● Tujuan A
Tulis ulang baris-baris data dari baris pertama data sampai baris yang memuat "legend-swatch <box>218 662 231 674</box>", dengan mengganti "main-slice" menjadi "pie-slice" dan membiarkan bagian lainnya tetap sama.

● Bacaan
Dalam
sejarah penguasaan, pemilikan dan penggunaan tanah secara tradisional pada
mulanya berawal dari para cikal bakal yang berhasil membuka tanah sebagai lahan
tempat tinggal dan sumber mata pencahariannya. Dalam perkembangan selanjutnya,
cikal bakal itu karena jasa dan kepemimpinanya dihormati sebagai premus inter
pares. Dia inilah yang kemudian bertindak sebagai pimpinan kelompok dan
kemudian pimpinan desa.
Premus inter pares itu kemudian membagi-bagi tanah yang
telah dibuka itu kepada anak cucunya, dan kepada pendatang baru yang tunduk dan
loyal kepada hukum yang berlaku di desa itu. Pada akhirnya, primus inter pares
pemimpin itu dinamai kepala Desa atau kepala adat.

[Daftar koordinat kotak]
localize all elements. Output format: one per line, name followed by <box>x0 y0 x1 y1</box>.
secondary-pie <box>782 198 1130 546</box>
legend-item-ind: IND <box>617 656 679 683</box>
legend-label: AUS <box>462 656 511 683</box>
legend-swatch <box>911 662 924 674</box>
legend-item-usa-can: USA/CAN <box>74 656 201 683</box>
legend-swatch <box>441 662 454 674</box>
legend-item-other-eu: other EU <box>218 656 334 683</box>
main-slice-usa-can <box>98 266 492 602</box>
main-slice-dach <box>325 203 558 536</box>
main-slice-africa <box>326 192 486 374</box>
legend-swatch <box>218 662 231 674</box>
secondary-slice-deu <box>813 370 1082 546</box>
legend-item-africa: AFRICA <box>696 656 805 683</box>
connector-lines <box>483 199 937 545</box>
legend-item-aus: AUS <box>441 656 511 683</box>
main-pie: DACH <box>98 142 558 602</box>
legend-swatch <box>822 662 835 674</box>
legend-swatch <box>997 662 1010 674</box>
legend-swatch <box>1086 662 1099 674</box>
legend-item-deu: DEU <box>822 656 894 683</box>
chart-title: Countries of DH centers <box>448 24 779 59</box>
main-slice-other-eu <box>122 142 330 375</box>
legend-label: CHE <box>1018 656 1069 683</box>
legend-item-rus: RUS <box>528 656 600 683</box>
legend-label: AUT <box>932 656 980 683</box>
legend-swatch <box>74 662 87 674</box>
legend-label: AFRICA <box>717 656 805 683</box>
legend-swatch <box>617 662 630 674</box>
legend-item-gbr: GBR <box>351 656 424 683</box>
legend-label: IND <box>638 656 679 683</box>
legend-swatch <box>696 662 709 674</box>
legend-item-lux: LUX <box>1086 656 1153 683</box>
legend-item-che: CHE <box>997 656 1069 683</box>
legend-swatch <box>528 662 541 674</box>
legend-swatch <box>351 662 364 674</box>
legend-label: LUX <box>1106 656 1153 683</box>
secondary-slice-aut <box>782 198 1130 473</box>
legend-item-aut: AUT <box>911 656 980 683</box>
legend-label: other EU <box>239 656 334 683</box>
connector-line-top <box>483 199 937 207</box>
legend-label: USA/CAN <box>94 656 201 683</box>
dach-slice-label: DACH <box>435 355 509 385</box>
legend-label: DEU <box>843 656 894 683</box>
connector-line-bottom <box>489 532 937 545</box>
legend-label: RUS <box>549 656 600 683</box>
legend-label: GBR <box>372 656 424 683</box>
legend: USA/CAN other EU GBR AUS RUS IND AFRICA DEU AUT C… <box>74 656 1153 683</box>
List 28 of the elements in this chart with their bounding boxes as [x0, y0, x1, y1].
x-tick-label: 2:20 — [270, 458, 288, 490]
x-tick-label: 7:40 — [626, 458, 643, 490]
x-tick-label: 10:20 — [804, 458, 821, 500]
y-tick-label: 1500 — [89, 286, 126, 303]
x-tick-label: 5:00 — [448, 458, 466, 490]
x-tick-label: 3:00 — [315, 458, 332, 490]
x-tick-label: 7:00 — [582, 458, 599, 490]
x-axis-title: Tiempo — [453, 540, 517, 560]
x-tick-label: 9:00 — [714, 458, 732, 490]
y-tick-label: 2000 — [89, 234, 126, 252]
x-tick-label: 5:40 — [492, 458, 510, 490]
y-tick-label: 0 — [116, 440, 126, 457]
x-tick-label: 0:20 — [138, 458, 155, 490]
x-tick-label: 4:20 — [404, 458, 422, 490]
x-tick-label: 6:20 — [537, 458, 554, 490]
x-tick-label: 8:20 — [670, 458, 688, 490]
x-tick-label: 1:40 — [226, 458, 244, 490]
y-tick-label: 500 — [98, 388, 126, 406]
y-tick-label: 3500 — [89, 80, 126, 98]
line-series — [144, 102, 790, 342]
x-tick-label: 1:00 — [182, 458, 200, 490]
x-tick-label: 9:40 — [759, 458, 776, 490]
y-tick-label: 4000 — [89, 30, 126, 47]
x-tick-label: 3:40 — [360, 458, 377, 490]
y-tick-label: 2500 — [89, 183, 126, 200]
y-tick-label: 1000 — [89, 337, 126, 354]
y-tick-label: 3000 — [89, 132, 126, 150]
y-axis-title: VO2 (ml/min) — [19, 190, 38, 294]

● Tujuan B
Lanjutkan bacaan tentang asal-usul penguasaan tanah secara tradisional dan kepala desa dari bagian tempat bacaan itu berhenti.

● Jawaban Tugas A
localize all elements. Output format: one per line, name followed by <box>x0 y0 x1 y1</box>.
secondary-pie <box>782 198 1130 546</box>
legend-item-ind: IND <box>617 656 679 683</box>
legend-label: AUS <box>462 656 511 683</box>
legend-swatch <box>911 662 924 674</box>
legend-item-usa-can: USA/CAN <box>74 656 201 683</box>
legend-swatch <box>441 662 454 674</box>
legend-item-other-eu: other EU <box>218 656 334 683</box>
pie-slice-usa-can <box>98 266 492 602</box>
pie-slice-dach <box>325 203 558 536</box>
pie-slice-africa <box>326 192 486 374</box>
legend-swatch <box>218 662 231 674</box>

● Jawaban Tugas B
Tanah
pertanian yang menjadi milik desa atas dasar hukum komunal merupakan daerah
wewangkon desa yang berstatus
sebagai tanah desa dengan hak ulayatnya. Hak
milik perseorangan atas tanah pada awalnya memang diakui. Tanah yang berada
dalam kekuasaan desa itu dapat digunakan untuk kepentingan warga desanya,
dengan syarat warga desa wajib membayar sejumlah uang atau barang sebagai tanda
pengakuan atas hak dari pihak lain (desa) atau dapat juga dianggap sebagai
persembahan (bulubekti) kepada pemilik hak atas tanah itu, yaitu Kepala Desa
atau primus inter pares itu.
Sejak
ratusan tahun silam, tanah adalah bagian sengketa sosial-politik warga di
Nusantara. Dari historiografi Nusantara disaksikan lipatan-lipatan kisah
kontestasi penguasa memperebutkan hegemoni atas tanah. Sebagai bagian dari
ekspresi atas kekuasaan, tanah jadi simbol pada dunia, ruang kuasa seorang
raja. Narasi kerajaan-kerajaan di Nusantara menjadikan tanah sebagai simbol
kuasa.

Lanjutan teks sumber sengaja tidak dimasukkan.